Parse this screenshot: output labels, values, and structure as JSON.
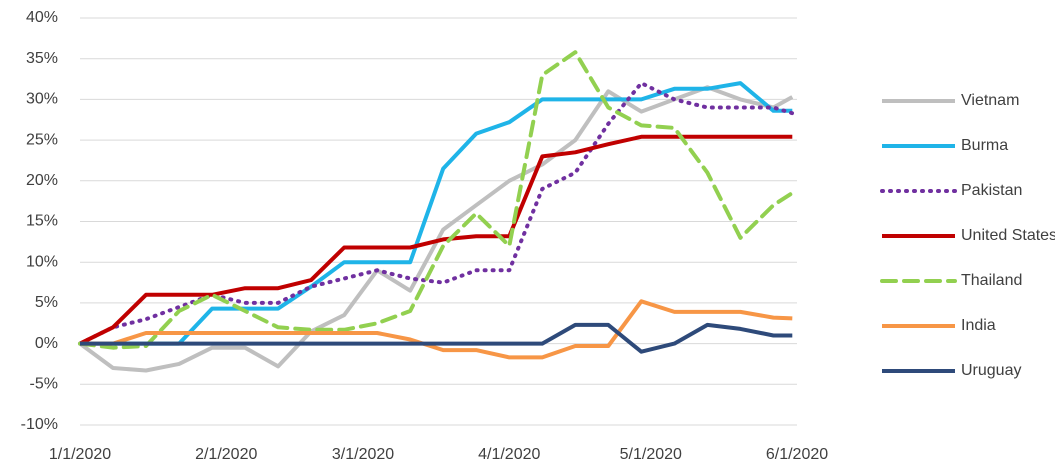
{
  "chart_data": {
    "type": "line",
    "x": [
      "1/1/2020",
      "1/8/2020",
      "1/15/2020",
      "1/22/2020",
      "1/29/2020",
      "2/5/2020",
      "2/12/2020",
      "2/19/2020",
      "2/26/2020",
      "3/4/2020",
      "3/11/2020",
      "3/18/2020",
      "3/25/2020",
      "4/1/2020",
      "4/8/2020",
      "4/15/2020",
      "4/22/2020",
      "4/29/2020",
      "5/6/2020",
      "5/13/2020",
      "5/20/2020",
      "5/27/2020",
      "5/31/2020"
    ],
    "xlim": [
      "1/1/2020",
      "6/1/2020"
    ],
    "xticks": [
      "1/1/2020",
      "2/1/2020",
      "3/1/2020",
      "4/1/2020",
      "5/1/2020",
      "6/1/2020"
    ],
    "ylim": [
      -10,
      40
    ],
    "yticks": [
      {
        "value": -10,
        "label": "-10%"
      },
      {
        "value": -5,
        "label": "-5%"
      },
      {
        "value": 0,
        "label": "0%"
      },
      {
        "value": 5,
        "label": "5%"
      },
      {
        "value": 10,
        "label": "10%"
      },
      {
        "value": 15,
        "label": "15%"
      },
      {
        "value": 20,
        "label": "20%"
      },
      {
        "value": 25,
        "label": "25%"
      },
      {
        "value": 30,
        "label": "30%"
      },
      {
        "value": 35,
        "label": "35%"
      },
      {
        "value": 40,
        "label": "40%"
      }
    ],
    "grid": true,
    "legend": "right",
    "series": [
      {
        "name": "Vietnam",
        "color": "#bfbfbf",
        "dash": "solid",
        "values": [
          0,
          -3,
          -3.3,
          -2.5,
          -0.5,
          -0.5,
          -2.8,
          1.5,
          3.5,
          9,
          6.5,
          14,
          17,
          20,
          22,
          25,
          31,
          28.5,
          30,
          31.5,
          30,
          29,
          30.3
        ]
      },
      {
        "name": "Burma",
        "color": "#1fb4e8",
        "dash": "solid",
        "values": [
          0,
          0,
          0,
          0,
          4.3,
          4.3,
          4.3,
          7,
          10,
          10,
          10,
          21.5,
          25.8,
          27.2,
          30,
          30,
          30,
          30,
          31.3,
          31.3,
          32,
          28.6,
          28.6
        ]
      },
      {
        "name": "Pakistan",
        "color": "#7030a0",
        "dash": "dotted",
        "values": [
          0,
          2,
          3,
          4.5,
          6,
          5,
          5,
          7,
          8,
          9,
          8,
          7.5,
          9,
          9,
          19,
          21,
          27,
          32,
          30,
          29,
          29,
          29,
          28.3
        ]
      },
      {
        "name": "United States",
        "color": "#c00000",
        "dash": "solid",
        "values": [
          0,
          2,
          6,
          6,
          6,
          6.8,
          6.8,
          7.8,
          11.8,
          11.8,
          11.8,
          12.8,
          13.2,
          13.2,
          23,
          23.5,
          24.5,
          25.4,
          25.4,
          25.4,
          25.4,
          25.4,
          25.4
        ]
      },
      {
        "name": "Thailand",
        "color": "#92d050",
        "dash": "dashed",
        "values": [
          0,
          -0.5,
          -0.3,
          4,
          6,
          4,
          2,
          1.7,
          1.7,
          2.5,
          4,
          12,
          16,
          12,
          33,
          35.8,
          29,
          26.8,
          26.5,
          21,
          13,
          17,
          18.5
        ]
      },
      {
        "name": "India",
        "color": "#f79646",
        "dash": "solid",
        "values": [
          0,
          0,
          1.3,
          1.3,
          1.3,
          1.3,
          1.3,
          1.3,
          1.3,
          1.3,
          0.5,
          -0.8,
          -0.8,
          -1.7,
          -1.7,
          -0.3,
          -0.3,
          5.2,
          3.9,
          3.9,
          3.9,
          3.2,
          3.1
        ]
      },
      {
        "name": "Uruguay",
        "color": "#2e4a7a",
        "dash": "solid",
        "values": [
          0,
          0,
          0,
          0,
          0,
          0,
          0,
          0,
          0,
          0,
          0,
          0,
          0,
          0,
          0,
          2.3,
          2.3,
          -1,
          0,
          2.3,
          1.8,
          1,
          1
        ]
      }
    ]
  }
}
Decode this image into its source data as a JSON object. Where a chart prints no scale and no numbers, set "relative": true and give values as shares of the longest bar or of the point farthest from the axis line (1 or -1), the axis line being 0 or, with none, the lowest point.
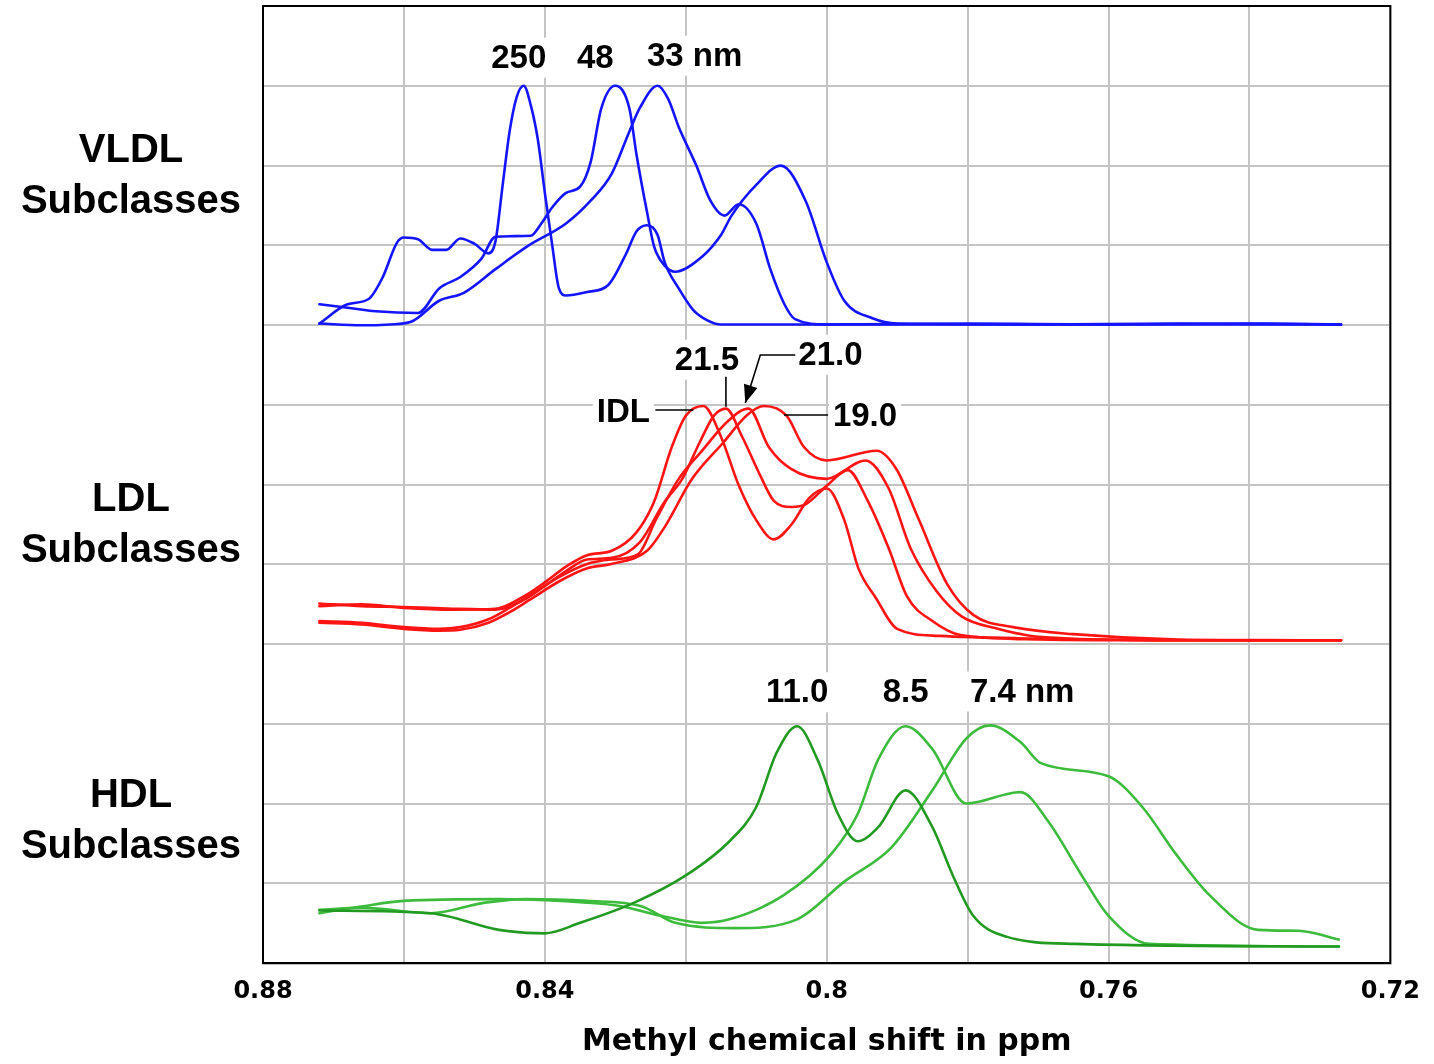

==========

■ Set task
Output, exactly, all the records above; include no pictures.

■ Solution for this task
Parse this screenshot: output labels, values, and structure as JSON.
{
  "chart_data": {
    "type": "line",
    "x": [
      "1/1/2020",
      "1/8/2020",
      "1/15/2020",
      "1/22/2020",
      "1/29/2020",
      "2/5/2020",
      "2/12/2020",
      "2/19/2020",
      "2/26/2020",
      "3/4/2020",
      "3/11/2020",
      "3/18/2020",
      "3/25/2020",
      "4/1/2020",
      "4/8/2020",
      "4/15/2020",
      "4/22/2020",
      "4/29/2020",
      "5/6/2020",
      "5/13/2020",
      "5/20/2020",
      "5/27/2020",
      "5/31/2020"
    ],
    "xlim": [
      "1/1/2020",
      "6/1/2020"
    ],
    "xticks": [
      "1/1/2020",
      "2/1/2020",
      "3/1/2020",
      "4/1/2020",
      "5/1/2020",
      "6/1/2020"
    ],
    "ylim": [
      -10,
      40
    ],
    "yticks": [
      {
        "value": -10,
        "label": "-10%"
      },
      {
        "value": -5,
        "label": "-5%"
      },
      {
        "value": 0,
        "label": "0%"
      },
      {
        "value": 5,
        "label": "5%"
      },
      {
        "value": 10,
        "label": "10%"
      },
      {
        "value": 15,
        "label": "15%"
      },
      {
        "value": 20,
        "label": "20%"
      },
      {
        "value": 25,
        "label": "25%"
      },
      {
        "value": 30,
        "label": "30%"
      },
      {
        "value": 35,
        "label": "35%"
      },
      {
        "value": 40,
        "label": "40%"
      }
    ],
    "grid": true,
    "legend": "right",
    "series": [
      {
        "name": "Vietnam",
        "color": "#bfbfbf",
        "dash": "solid",
        "values": [
          0,
          -3,
          -3.3,
          -2.5,
          -0.5,
          -0.5,
          -2.8,
          1.5,
          3.5,
          9,
          6.5,
          14,
          17,
          20,
          22,
          25,
          31,
          28.5,
          30,
          31.5,
          30,
          29,
          30.3
        ]
      },
      {
        "name": "Burma",
        "color": "#1fb4e8",
        "dash": "solid",
        "values": [
          0,
          0,
          0,
          0,
          4.3,
          4.3,
          4.3,
          7,
          10,
          10,
          10,
          21.5,
          25.8,
          27.2,
          30,
          30,
          30,
          30,
          31.3,
          31.3,
          32,
          28.6,
          28.6
        ]
      },
      {
        "name": "Pakistan",
        "color": "#7030a0",
        "dash": "dotted",
        "values": [
          0,
          2,
          3,
          4.5,
          6,
          5,
          5,
          7,
          8,
          9,
          8,
          7.5,
          9,
          9,
          19,
          21,
          27,
          32,
          30,
          29,
          29,
          29,
          28.3
        ]
      },
      {
        "name": "United States",
        "color": "#c00000",
        "dash": "solid",
        "values": [
          0,
          2,
          6,
          6,
          6,
          6.8,
          6.8,
          7.8,
          11.8,
          11.8,
          11.8,
          12.8,
          13.2,
          13.2,
          23,
          23.5,
          24.5,
          25.4,
          25.4,
          25.4,
          25.4,
          25.4,
          25.4
        ]
      },
      {
        "name": "Thailand",
        "color": "#92d050",
        "dash": "dashed",
        "values": [
          0,
          -0.5,
          -0.3,
          4,
          6,
          4,
          2,
          1.7,
          1.7,
          2.5,
          4,
          12,
          16,
          12,
          33,
          35.8,
          29,
          26.8,
          26.5,
          21,
          13,
          17,
          18.5
        ]
      },
      {
        "name": "India",
        "color": "#f79646",
        "dash": "solid",
        "values": [
          0,
          0,
          1.3,
          1.3,
          1.3,
          1.3,
          1.3,
          1.3,
          1.3,
          1.3,
          0.5,
          -0.8,
          -0.8,
          -1.7,
          -1.7,
          -0.3,
          -0.3,
          5.2,
          3.9,
          3.9,
          3.9,
          3.2,
          3.1
        ]
      },
      {
        "name": "Uruguay",
        "color": "#2e4a7a",
        "dash": "solid",
        "values": [
          0,
          0,
          0,
          0,
          0,
          0,
          0,
          0,
          0,
          0,
          0,
          0,
          0,
          0,
          0,
          2.3,
          2.3,
          -1,
          0,
          2.3,
          1.8,
          1,
          1
        ]
      }
    ]
  }
}
Decode this image into its source data as a JSON object. Where a chart prints no scale and no numbers, set "relative": true and give values as shares of the longest bar or of the point farthest from the axis line (1 or -1), the axis line being 0 or, with none, the lowest point.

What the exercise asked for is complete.